* [Task statement]: Take every line where the string "business" appears and copy it.

......

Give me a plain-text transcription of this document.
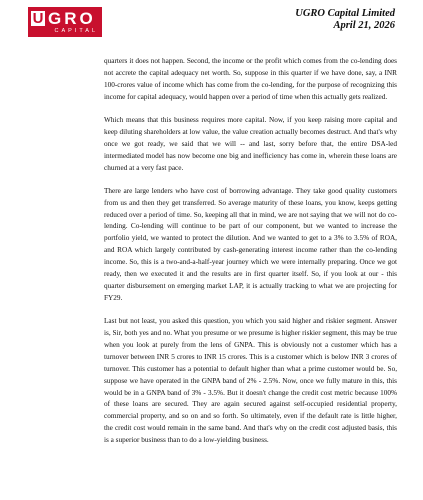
U GRO
CAPITAL
UGRO Capital Limited
April 21, 2026

quarters it does not happen. Second, the income or the profit which comes from the co-lending does not accrete the capital adequacy net worth. So, suppose in this quarter if we have done, say, a INR 100-crores value of income which has come from the co-lending, for the purpose of recognizing this income for capital adequacy, would happen over a period of time when this actually gets realized.

Which means that this business requires more capital. Now, if you keep raising more capital and keep diluting shareholders at low value, the value creation actually becomes destruct. And that's why once we got ready, we said that we will -- and last, sorry before that, the entire DSA-led intermediated model has now become one big and inefficiency has come in, wherein these loans are churned at a very fast pace.

There are large lenders who have cost of borrowing advantage. They take good quality customers from us and then they get transferred. So average maturity of these loans, you know, keeps getting reduced over a period of time. So, keeping all that in mind, we are not saying that we will not do co-lending. Co-lending will continue to be part of our component, but we wanted to increase the portfolio yield, we wanted to protect the dilution. And we wanted to get to a 3% to 3.5% of ROA, and ROA which largely contributed by cash-generating interest income rather than the co-lending income. So, this is a two-and-a-half-year journey which we were internally preparing. Once we got ready, then we executed it and the results are in first quarter itself. So, if you look at our - this quarter disbursement on emerging market LAP, it is actually tracking to what we are projecting for FY29.

Last but not least, you asked this question, you which you said higher and riskier segment. Answer is, Sir, both yes and no. What you presume or we presume is higher riskier segment, this may be true when you look at purely from the lens of GNPA. This is obviously not a customer which has a turnover between INR 5 crores to INR 15 crores. This is a customer which is below INR 3 crores of turnover. This customer has a potential to default higher than what a prime customer would be. So, suppose we have operated in the GNPA band of 2% - 2.5%. Now, once we fully mature in this, this would be in a GNPA band of 3% - 3.5%. But it doesn't change the credit cost metric because 100% of these loans are secured. They are again secured against self-occupied residential property, commercial property, and so on and so forth. So ultimately, even if the default rate is little higher, the credit cost would remain in the same band. And that's why on the credit cost adjusted basis, this is a superior business than to do a low-yielding business.
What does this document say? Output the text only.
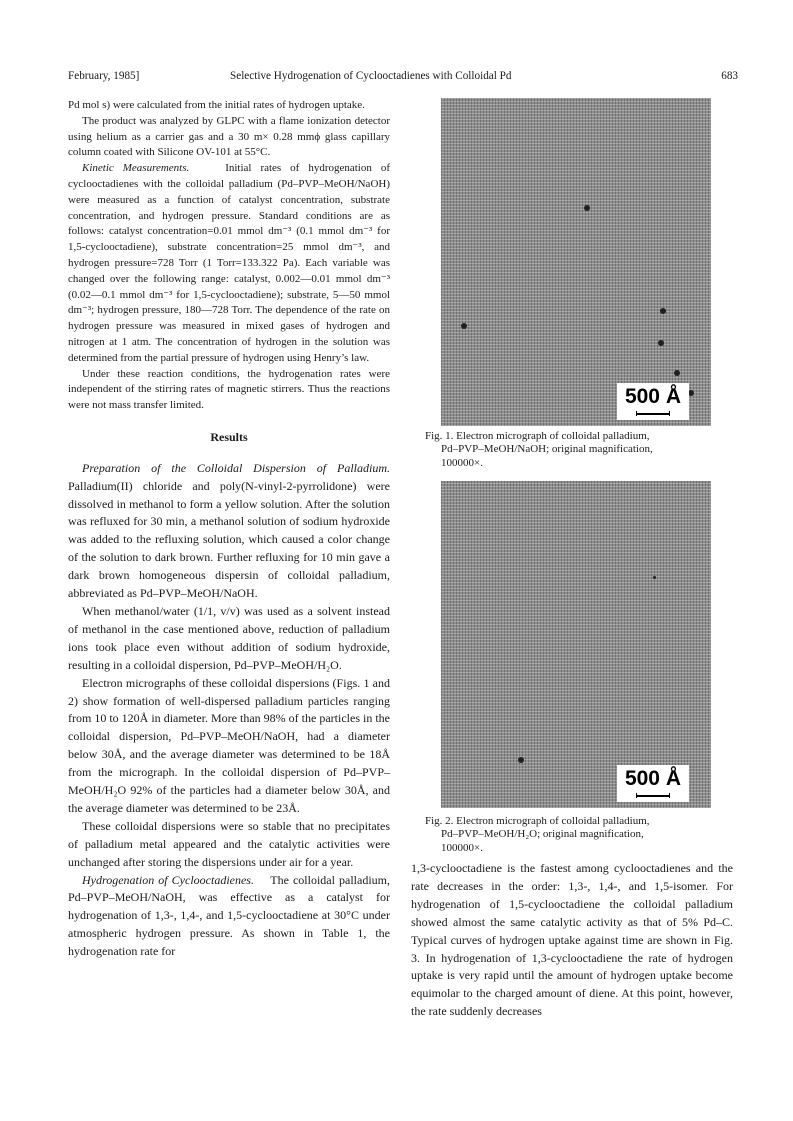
February, 1985]	Selective Hydrogenation of Cyclooctadienes with Colloidal Pd	683

Pd mol s) were calculated from the initial rates of hydrogen uptake.

The product was analyzed by GLPC with a flame ionization detector using helium as a carrier gas and a 30 m× 0.28 mmϕ glass capillary column coated with Silicone OV-101 at 55°C.

Kinetic Measurements.	Initial rates of hydrogenation of cyclooctadienes with the colloidal palladium (Pd–PVP–MeOH/NaOH) were measured as a function of catalyst concentration, substrate concentration, and hydrogen pressure. Standard conditions are as follows: catalyst concentration=0.01 mmol dm⁻³ (0.1 mmol dm⁻³ for 1,5-cyclooctadiene), substrate concentration=25 mmol dm⁻³, and hydrogen pressure=728 Torr (1 Torr=133.322 Pa). Each variable was changed over the following range: catalyst, 0.002—0.01 mmol dm⁻³ (0.02—0.1 mmol dm⁻³ for 1,5-cyclooctadiene); substrate, 5—50 mmol dm⁻³; hydrogen pressure, 180—728 Torr. The dependence of the rate on hydrogen pressure was measured in mixed gases of hydrogen and nitrogen at 1 atm. The concentration of hydrogen in the solution was determined from the partial pressure of hydrogen using Henry’s law.

Under these reaction conditions, the hydrogenation rates were independent of the stirring rates of magnetic stirrers. Thus the reactions were not mass transfer limited.

Results

Preparation of the Colloidal Dispersion of Palladium. Palladium(II) chloride and poly(N-vinyl-2-pyrrolidone) were dissolved in methanol to form a yellow solution. After the solution was refluxed for 30 min, a methanol solution of sodium hydroxide was added to the refluxing solution, which caused a color change of the solution to dark brown. Further refluxing for 10 min gave a dark brown homogeneous dispersin of colloidal palladium, abbreviated as Pd–PVP–MeOH/NaOH.

When methanol/water (1/1, v/v) was used as a solvent instead of methanol in the case mentioned above, reduction of palladium ions took place even without addition of sodium hydroxide, resulting in a colloidal dispersion, Pd–PVP–MeOH/H₂O.

Electron micrographs of these colloidal dispersions (Figs. 1 and 2) show formation of well-dispersed palladium particles ranging from 10 to 120Å in diameter. More than 98% of the particles in the colloidal dispersion, Pd–PVP–MeOH/NaOH, had a diameter below 30Å, and the average diameter was determined to be 18Å from the micrograph. In the colloidal dispersion of Pd–PVP–MeOH/H₂O 92% of the particles had a diameter below 30Å, and the average diameter was determined to be 23Å.

These colloidal dispersions were so stable that no precipitates of palladium metal appeared and the catalytic activities were unchanged after storing the dispersions under air for a year.

Hydrogenation of Cyclooctadienes. The colloidal palladium, Pd–PVP–MeOH/NaOH, was effective as a catalyst for hydrogenation of 1,3-, 1,4-, and 1,5-cyclooctadiene at 30°C under atmospheric hydrogen pressure. As shown in Table 1, the hydrogenation rate for

500 Å
Fig. 1. Electron micrograph of colloidal palladium,

Pd–PVP–MeOH/NaOH; original magnification,
100000×.
500 Å
Fig. 2. Electron micrograph of colloidal palladium,

Pd–PVP–MeOH/H₂O; original magnification,
100000×.

1,3-cyclooctadiene is the fastest among cyclooctadienes and the rate decreases in the order: 1,3-, 1,4-, and 1,5-isomer. For hydrogenation of 1,5-cyclooctadiene the colloidal palladium showed almost the same catalytic activity as that of 5% Pd–C. Typical curves of hydrogen uptake against time are shown in Fig. 3. In hydrogenation of 1,3-cyclooctadiene the rate of hydrogen uptake is very rapid until the amount of hydrogen uptake become equimolar to the charged amount of diene. At this point, however, the rate suddenly decreases
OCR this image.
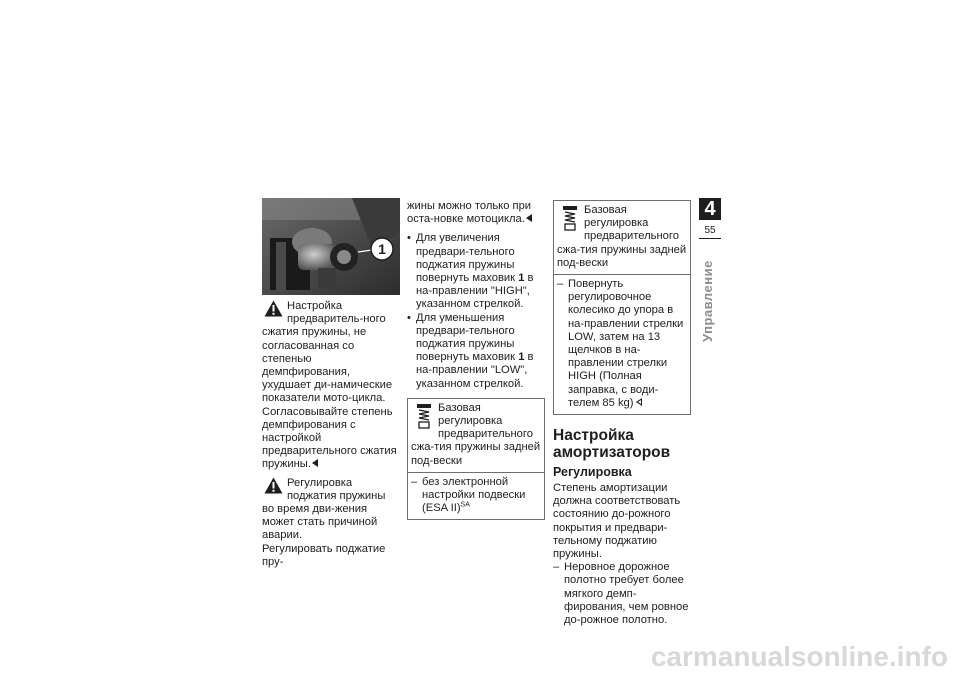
1

Настройка предваритель-ного сжатия пружины, не согласованная со степенью демпфирования, ухудшает ди-намические показатели мото-цикла.
Согласовывайте степень демпфирования с настройкой предварительного сжатия пружины.

Регулировка поджатия пружины во время дви-жения может стать причиной аварии.

Регулировать поджатие пру-

жины можно только при оста-новке мотоцикла.

• Для увеличения предвари-тельного поджатия пружины повернуть маховик 1 в на-правлении "HIGH", указанном стрелкой.
• Для уменьшения предвари-тельного поджатия пружины повернуть маховик 1 в на-правлении "LOW", указанном стрелкой.

Базовая регулировка предварительного сжа-тия пружины задней под-вески

– без электронной настройки подвески (ESA II)$^{SA}$

Базовая регулировка предварительного сжа-тия пружины задней под-вески

– Повернуть регулировочное колесико до упора в на-правлении стрелки LOW, затем на 13 щелчков в на-правлении стрелки HIGH (Полная заправка, с води-телем 85 kg)
Настройка амортизаторов
Регулировка

Степень амортизации должна соответствовать состоянию до-рожного покрытия и предвари-тельному поджатию пружины.

– Неровное дорожное полотно требует более мягкого демп-фирования, чем ровное до-рожное полотно.
4
55
Управление
carmanualsonline.info
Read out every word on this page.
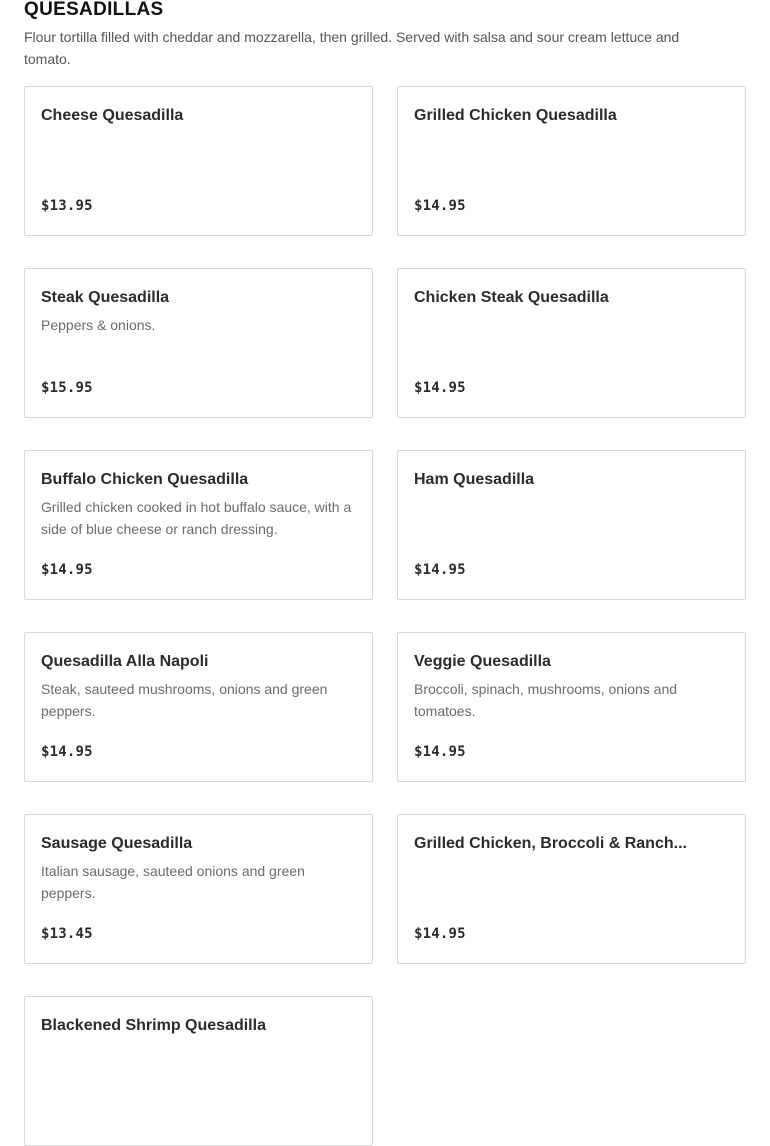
QUESADILLAS

Flour tortilla filled with cheddar and mozzarella, then grilled. Served with salsa and sour cream lettuce and tomato.

Cheese Quesadilla

$13.95
Grilled Chicken Quesadilla

$14.95
Steak Quesadilla

Peppers & onions.

$15.95
Chicken Steak Quesadilla

$14.95
Buffalo Chicken Quesadilla

Grilled chicken cooked in hot buffalo sauce, with a side of blue cheese or ranch dressing.

$14.95
Ham Quesadilla

$14.95
Quesadilla Alla Napoli

Steak, sauteed mushrooms, onions and green peppers.

$14.95
Veggie Quesadilla

Broccoli, spinach, mushrooms, onions and tomatoes.

$14.95
Sausage Quesadilla

Italian sausage, sauteed onions and green peppers.

$13.45
Grilled Chicken, Broccoli & Ranch...

$14.95
Blackened Shrimp Quesadilla
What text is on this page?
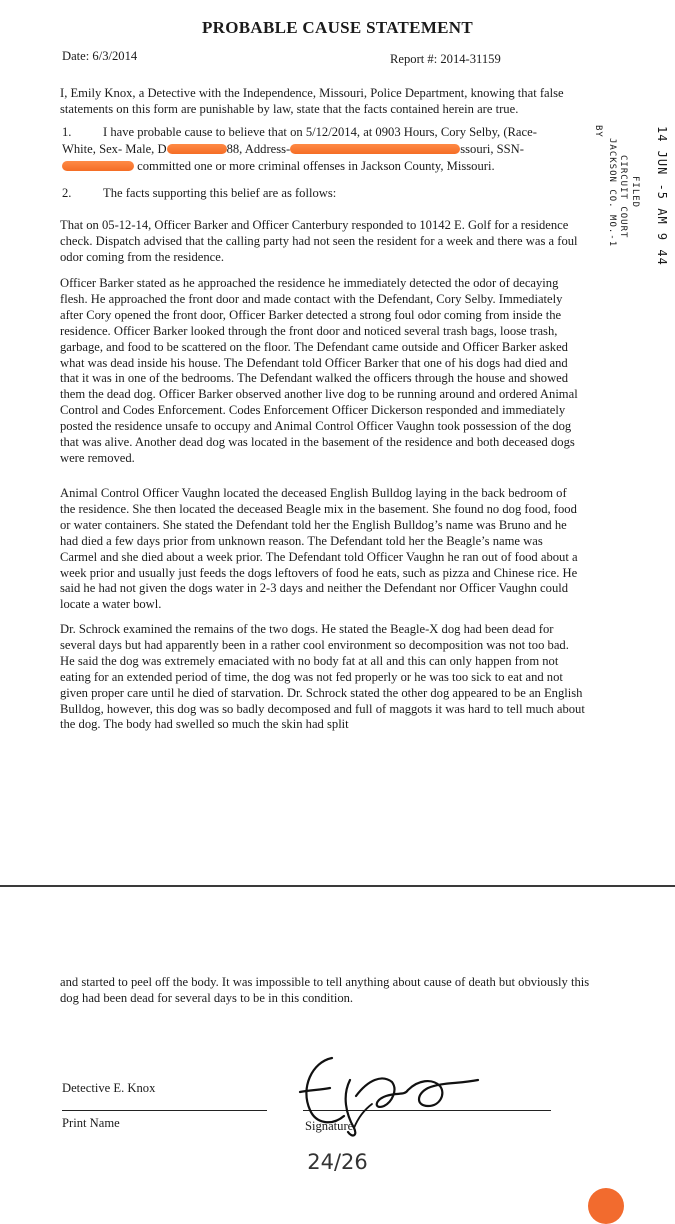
PROBABLE CAUSE STATEMENT
Date: 6/3/2014	Report #: 2014-31159
I, Emily Knox, a Detective with the Independence, Missouri, Police Department, knowing that false statements on this form are punishable by law, state that the facts contained herein are true.
1.	I have probable cause to believe that on 5/12/2014, at 0903 Hours, Cory Selby, (Race-
White, Sex- Male, D	88, Address-	ssouri, SSN-
committed one or more criminal offenses in Jackson County, Missouri.
2.	The facts supporting this belief are as follows:
That on 05-12-14, Officer Barker and Officer Canterbury responded to 10142 E. Golf for a residence check. Dispatch advised that the calling party had not seen the resident for a week and there was a foul odor coming from the residence.
Officer Barker stated as he approached the residence he immediately detected the odor of decaying flesh. He approached the front door and made contact with the Defendant, Cory Selby. Immediately after Cory opened the front door, Officer Barker detected a strong foul odor coming from inside the residence. Officer Barker looked through the front door and noticed several trash bags, loose trash, garbage, and food to be scattered on the floor. The Defendant came outside and Officer Barker asked what was dead inside his house. The Defendant told Officer Barker that one of his dogs had died and that it was in one of the bedrooms. The Defendant walked the officers through the house and showed them the dead dog. Officer Barker observed another live dog to be running around and ordered Animal Control and Codes Enforcement. Codes Enforcement Officer Dickerson responded and immediately posted the residence unsafe to occupy and Animal Control Officer Vaughn took possession of the dog that was alive. Another dead dog was located in the basement of the residence and both deceased dogs were removed.
Animal Control Officer Vaughn located the deceased English Bulldog laying in the back bedroom of the residence. She then located the deceased Beagle mix in the basement. She found no dog food, food or water containers. She stated the Defendant told her the English Bulldog’s name was Bruno and he had died a few days prior from unknown reason. The Defendant told her the Beagle’s name was Carmel and she died about a week prior. The Defendant told Officer Vaughn he ran out of food about a week prior and usually just feeds the dogs leftovers of food he eats, such as pizza and Chinese rice. He said he had not given the dogs water in 2-3 days and neither the Defendant nor Officer Vaughn could locate a water bowl.
Dr. Schrock examined the remains of the two dogs. He stated the Beagle-X dog had been dead for several days but had apparently been in a rather cool environment so decomposition was not too bad. He said the dog was extremely emaciated with no body fat at all and this can only happen from not eating for an extended period of time, the dog was not fed properly or he was too sick to eat and not given proper care until he died of starvation. Dr. Schrock stated the other dog appeared to be an English Bulldog, however, this dog was so badly decomposed and full of maggots it was hard to tell much about the dog. The body had swelled so much the skin had split
14 JUN -5 AM 9 44
FILED
CIRCUIT COURT
JACKSON CO. MO.-1
BY
and started to peel off the body. It was impossible to tell anything about cause of death but obviously this dog had been dead for several days to be in this condition.
Detective E. Knox
Print Name	Signature
24/26
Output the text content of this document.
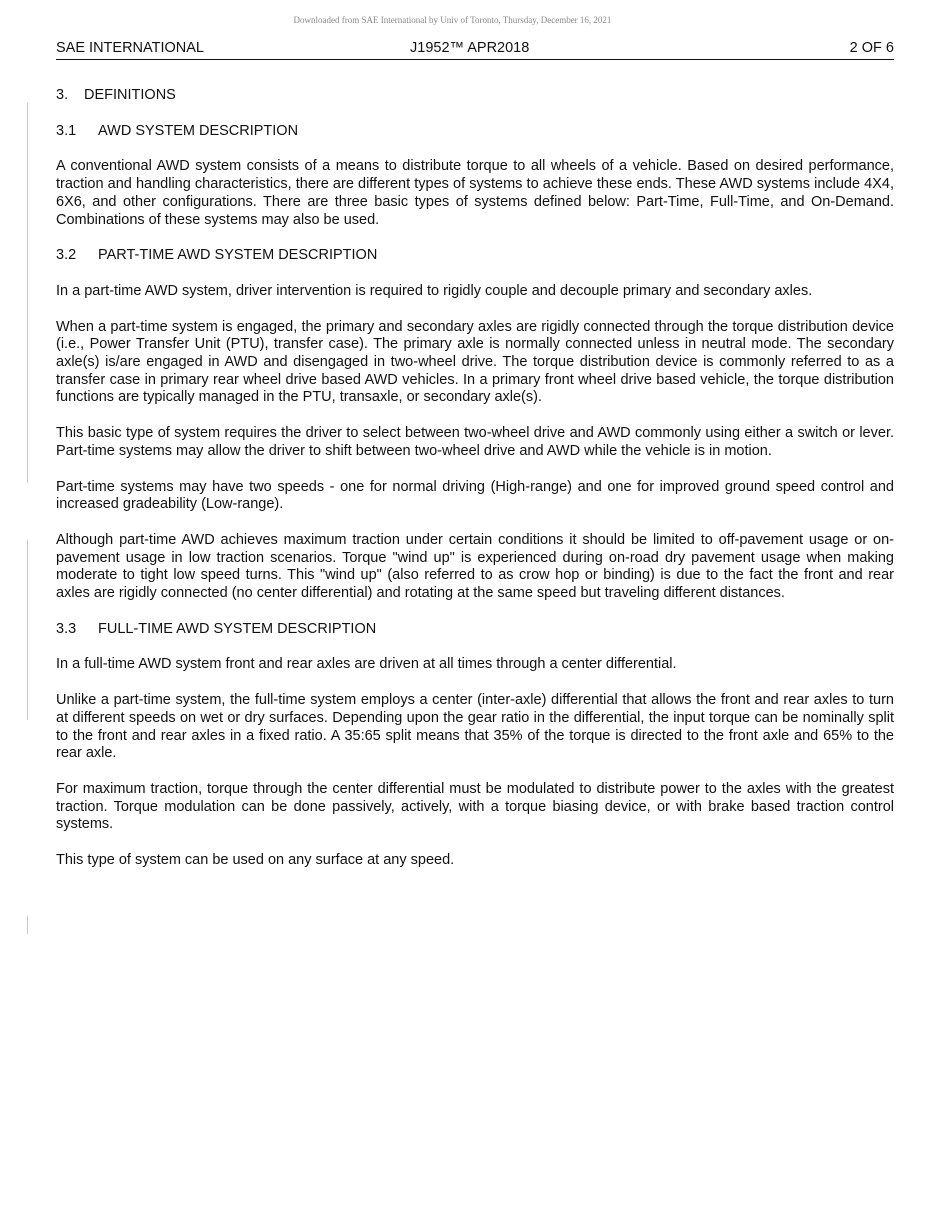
Downloaded from SAE International by Univ of Toronto, Thursday, December 16, 2021
SAE INTERNATIONAL	J1952™ APR2018	2 OF 6
3. DEFINITIONS
3.1 AWD SYSTEM DESCRIPTION

A conventional AWD system consists of a means to distribute torque to all wheels of a vehicle. Based on desired performance, traction and handling characteristics, there are different types of systems to achieve these ends. These AWD systems include 4X4, 6X6, and other configurations. There are three basic types of systems defined below: Part-Time, Full-Time, and On-Demand. Combinations of these systems may also be used.

3.2 PART-TIME AWD SYSTEM DESCRIPTION

In a part-time AWD system, driver intervention is required to rigidly couple and decouple primary and secondary axles.

When a part-time system is engaged, the primary and secondary axles are rigidly connected through the torque distribution device (i.e., Power Transfer Unit (PTU), transfer case). The primary axle is normally connected unless in neutral mode. The secondary axle(s) is/are engaged in AWD and disengaged in two-wheel drive. The torque distribution device is commonly referred to as a transfer case in primary rear wheel drive based AWD vehicles. In a primary front wheel drive based vehicle, the torque distribution functions are typically managed in the PTU, transaxle, or secondary axle(s).

This basic type of system requires the driver to select between two-wheel drive and AWD commonly using either a switch or lever. Part-time systems may allow the driver to shift between two-wheel drive and AWD while the vehicle is in motion.

Part-time systems may have two speeds - one for normal driving (High-range) and one for improved ground speed control and increased gradeability (Low-range).

Although part-time AWD achieves maximum traction under certain conditions it should be limited to off-pavement usage or on-pavement usage in low traction scenarios. Torque "wind up" is experienced during on-road dry pavement usage when making moderate to tight low speed turns. This "wind up" (also referred to as crow hop or binding) is due to the fact the front and rear axles are rigidly connected (no center differential) and rotating at the same speed but traveling different distances.

3.3 FULL-TIME AWD SYSTEM DESCRIPTION

In a full-time AWD system front and rear axles are driven at all times through a center differential.

Unlike a part-time system, the full-time system employs a center (inter-axle) differential that allows the front and rear axles to turn at different speeds on wet or dry surfaces. Depending upon the gear ratio in the differential, the input torque can be nominally split to the front and rear axles in a fixed ratio. A 35:65 split means that 35% of the torque is directed to the front axle and 65% to the rear axle.

For maximum traction, torque through the center differential must be modulated to distribute power to the axles with the greatest traction. Torque modulation can be done passively, actively, with a torque biasing device, or with brake based traction control systems.

This type of system can be used on any surface at any speed.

......

* [Solution to the exercise]:
Which means that this business requires more capital. Now, if you keep raising more capital and keep diluting shareholders at low value, the value creation actually becomes destruct. And that's why once we got ready, we said that we will -- and last, sorry before that, the entire DSA-led intermediated model has now become one big and inefficiency has come in, wherein these loans are churned at a very fast pace.
Last but not least, you asked this question, you which you said higher and riskier segment. Answer is, Sir, both yes and no. What you presume or we presume is higher riskier segment, this may be true when you look at purely from the lens of GNPA. This is obviously not a customer which has a turnover between INR 5 crores to INR 15 crores. This is a customer which is below INR 3 crores of turnover. This customer has a potential to default higher than what a prime customer would be. So, suppose we have operated in the GNPA band of 2% - 2.5%. Now, once we fully mature in this, this would be in a GNPA band of 3% - 3.5%. But it doesn't change the credit cost metric because 100% of these loans are secured. They are again secured against self-occupied residential property, commercial property, and so on and so forth. So ultimately, even if the default rate is little higher, the credit cost would remain in the same band. And that's why on the credit cost adjusted basis, this is a superior business than to do a low-yielding business.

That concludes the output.